EXERCISE DESCRIPTION: Extract from the listing each line in which the word "TradingView" appears.

MATERIAL TO PROCESS:

* START *

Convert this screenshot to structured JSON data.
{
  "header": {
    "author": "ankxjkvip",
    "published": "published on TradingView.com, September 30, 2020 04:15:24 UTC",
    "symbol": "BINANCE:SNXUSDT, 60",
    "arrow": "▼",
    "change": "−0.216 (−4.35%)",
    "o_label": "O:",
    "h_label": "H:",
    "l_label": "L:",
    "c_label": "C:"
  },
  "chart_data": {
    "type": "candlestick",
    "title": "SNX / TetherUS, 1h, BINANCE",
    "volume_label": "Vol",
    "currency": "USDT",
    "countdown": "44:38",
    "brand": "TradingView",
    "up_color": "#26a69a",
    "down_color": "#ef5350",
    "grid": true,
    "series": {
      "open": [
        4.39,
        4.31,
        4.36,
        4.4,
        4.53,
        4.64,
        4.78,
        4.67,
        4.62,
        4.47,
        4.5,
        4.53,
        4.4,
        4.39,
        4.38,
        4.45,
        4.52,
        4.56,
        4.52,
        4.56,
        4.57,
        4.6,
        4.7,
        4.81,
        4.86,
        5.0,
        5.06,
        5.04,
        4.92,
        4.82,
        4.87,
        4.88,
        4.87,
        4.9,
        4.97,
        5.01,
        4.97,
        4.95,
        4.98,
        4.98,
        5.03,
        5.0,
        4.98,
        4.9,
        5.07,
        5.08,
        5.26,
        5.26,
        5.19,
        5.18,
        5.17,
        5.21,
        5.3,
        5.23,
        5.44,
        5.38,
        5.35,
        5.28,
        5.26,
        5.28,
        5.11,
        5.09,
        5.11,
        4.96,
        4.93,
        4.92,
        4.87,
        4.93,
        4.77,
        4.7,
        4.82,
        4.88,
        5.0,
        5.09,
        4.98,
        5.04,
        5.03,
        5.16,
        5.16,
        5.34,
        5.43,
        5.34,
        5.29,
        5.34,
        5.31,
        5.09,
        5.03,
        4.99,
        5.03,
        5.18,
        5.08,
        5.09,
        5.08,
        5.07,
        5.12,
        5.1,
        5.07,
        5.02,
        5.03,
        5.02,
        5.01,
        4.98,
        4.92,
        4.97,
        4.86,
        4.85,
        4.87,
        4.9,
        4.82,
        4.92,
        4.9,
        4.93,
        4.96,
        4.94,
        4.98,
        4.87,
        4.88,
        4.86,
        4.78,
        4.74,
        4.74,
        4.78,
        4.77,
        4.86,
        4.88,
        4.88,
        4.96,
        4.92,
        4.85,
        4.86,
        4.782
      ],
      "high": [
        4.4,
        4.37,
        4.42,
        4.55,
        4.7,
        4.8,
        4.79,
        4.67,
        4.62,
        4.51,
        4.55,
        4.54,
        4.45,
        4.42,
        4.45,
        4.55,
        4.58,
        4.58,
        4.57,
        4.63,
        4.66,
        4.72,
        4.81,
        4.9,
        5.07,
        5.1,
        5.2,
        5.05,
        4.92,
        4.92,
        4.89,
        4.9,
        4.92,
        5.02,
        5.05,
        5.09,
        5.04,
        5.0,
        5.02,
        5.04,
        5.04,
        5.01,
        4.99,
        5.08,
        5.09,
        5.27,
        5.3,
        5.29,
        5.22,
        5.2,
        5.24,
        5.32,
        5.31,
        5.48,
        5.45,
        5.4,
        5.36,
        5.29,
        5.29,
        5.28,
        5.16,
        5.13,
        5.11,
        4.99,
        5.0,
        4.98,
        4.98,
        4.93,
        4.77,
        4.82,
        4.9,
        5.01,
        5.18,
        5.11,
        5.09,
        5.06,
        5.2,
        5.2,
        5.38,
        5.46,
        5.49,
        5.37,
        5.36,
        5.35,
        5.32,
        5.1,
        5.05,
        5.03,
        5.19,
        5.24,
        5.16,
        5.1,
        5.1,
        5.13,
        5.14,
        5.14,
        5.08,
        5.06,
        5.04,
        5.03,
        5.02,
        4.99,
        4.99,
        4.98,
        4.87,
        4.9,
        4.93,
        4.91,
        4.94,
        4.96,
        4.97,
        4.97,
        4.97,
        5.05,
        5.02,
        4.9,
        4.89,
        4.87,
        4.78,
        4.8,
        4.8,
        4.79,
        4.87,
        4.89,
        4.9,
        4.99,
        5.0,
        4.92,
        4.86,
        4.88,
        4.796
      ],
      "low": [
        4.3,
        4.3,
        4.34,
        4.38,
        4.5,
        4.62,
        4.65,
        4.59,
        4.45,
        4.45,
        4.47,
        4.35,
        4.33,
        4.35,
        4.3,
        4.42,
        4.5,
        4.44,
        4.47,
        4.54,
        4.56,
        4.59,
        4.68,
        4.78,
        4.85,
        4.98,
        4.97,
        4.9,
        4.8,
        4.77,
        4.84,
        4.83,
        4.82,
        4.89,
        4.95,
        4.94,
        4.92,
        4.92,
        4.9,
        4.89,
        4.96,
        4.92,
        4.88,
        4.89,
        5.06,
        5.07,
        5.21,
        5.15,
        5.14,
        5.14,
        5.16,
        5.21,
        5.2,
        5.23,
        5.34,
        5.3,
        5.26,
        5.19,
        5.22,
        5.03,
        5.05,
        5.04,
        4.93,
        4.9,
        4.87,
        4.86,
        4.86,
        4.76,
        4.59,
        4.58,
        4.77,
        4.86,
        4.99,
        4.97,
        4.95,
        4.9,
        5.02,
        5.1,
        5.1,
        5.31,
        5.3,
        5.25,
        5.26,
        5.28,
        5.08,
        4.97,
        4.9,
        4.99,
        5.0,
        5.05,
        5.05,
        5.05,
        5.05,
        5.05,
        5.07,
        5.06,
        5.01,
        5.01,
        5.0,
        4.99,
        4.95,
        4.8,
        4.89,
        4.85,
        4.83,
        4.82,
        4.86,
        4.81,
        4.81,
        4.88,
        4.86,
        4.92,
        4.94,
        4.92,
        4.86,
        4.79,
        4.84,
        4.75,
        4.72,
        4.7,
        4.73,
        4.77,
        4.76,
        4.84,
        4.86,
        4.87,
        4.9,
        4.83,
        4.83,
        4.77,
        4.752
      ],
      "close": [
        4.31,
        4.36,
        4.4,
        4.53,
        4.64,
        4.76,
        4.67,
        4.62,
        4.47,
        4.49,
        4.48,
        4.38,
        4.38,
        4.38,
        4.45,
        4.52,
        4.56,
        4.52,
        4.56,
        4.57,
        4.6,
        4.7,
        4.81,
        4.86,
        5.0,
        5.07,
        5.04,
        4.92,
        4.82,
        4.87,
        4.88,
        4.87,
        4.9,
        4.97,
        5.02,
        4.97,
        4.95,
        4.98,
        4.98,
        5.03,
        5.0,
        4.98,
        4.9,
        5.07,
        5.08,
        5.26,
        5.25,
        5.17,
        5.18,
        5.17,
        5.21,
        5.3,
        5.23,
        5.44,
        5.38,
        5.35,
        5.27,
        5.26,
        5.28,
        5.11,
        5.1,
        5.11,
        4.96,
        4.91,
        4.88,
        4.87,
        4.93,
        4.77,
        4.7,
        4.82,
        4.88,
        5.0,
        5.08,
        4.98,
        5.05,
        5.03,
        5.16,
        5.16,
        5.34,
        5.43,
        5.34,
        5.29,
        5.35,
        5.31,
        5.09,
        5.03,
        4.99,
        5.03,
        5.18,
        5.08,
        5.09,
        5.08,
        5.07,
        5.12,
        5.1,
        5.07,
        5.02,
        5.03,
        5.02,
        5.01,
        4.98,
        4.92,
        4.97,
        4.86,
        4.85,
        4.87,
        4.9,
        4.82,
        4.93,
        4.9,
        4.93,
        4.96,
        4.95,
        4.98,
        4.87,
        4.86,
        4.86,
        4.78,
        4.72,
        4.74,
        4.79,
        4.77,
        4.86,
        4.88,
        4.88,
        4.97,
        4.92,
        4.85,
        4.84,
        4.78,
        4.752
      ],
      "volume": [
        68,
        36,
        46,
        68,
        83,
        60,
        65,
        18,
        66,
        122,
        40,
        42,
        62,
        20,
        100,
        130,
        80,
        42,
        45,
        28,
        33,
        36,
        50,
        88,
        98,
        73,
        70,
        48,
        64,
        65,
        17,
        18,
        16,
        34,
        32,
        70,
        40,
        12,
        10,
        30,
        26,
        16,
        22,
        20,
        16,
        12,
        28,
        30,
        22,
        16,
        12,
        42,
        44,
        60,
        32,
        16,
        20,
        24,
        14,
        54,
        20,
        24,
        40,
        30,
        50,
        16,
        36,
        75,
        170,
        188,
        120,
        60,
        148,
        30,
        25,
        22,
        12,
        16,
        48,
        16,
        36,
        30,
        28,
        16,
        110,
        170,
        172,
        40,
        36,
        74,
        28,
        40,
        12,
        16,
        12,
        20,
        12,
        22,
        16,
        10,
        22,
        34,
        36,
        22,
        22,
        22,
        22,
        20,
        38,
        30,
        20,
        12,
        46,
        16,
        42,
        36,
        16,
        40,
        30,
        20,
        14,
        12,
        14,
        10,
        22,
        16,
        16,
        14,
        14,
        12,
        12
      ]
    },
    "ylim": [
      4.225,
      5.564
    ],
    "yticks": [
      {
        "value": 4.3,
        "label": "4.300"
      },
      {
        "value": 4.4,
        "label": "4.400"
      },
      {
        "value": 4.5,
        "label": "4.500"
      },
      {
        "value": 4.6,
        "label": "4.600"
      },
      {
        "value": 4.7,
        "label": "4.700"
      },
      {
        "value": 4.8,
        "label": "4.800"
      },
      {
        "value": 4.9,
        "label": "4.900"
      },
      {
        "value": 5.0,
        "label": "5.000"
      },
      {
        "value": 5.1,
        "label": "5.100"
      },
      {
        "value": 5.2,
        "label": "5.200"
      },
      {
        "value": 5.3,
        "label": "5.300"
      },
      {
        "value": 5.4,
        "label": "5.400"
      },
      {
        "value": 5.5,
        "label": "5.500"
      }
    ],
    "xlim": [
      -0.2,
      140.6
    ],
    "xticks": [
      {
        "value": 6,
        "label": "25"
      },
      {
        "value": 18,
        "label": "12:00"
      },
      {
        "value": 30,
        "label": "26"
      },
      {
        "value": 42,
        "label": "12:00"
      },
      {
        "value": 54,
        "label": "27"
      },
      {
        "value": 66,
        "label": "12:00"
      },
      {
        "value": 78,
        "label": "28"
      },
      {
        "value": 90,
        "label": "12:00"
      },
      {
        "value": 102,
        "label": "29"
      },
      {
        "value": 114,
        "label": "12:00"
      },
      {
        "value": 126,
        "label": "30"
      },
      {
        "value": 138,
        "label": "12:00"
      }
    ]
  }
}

* END *

THE OUTPUT:
    "published": "published on TradingView.com, September 30, 2020 04:15:24 UTC",
    "brand": "TradingView",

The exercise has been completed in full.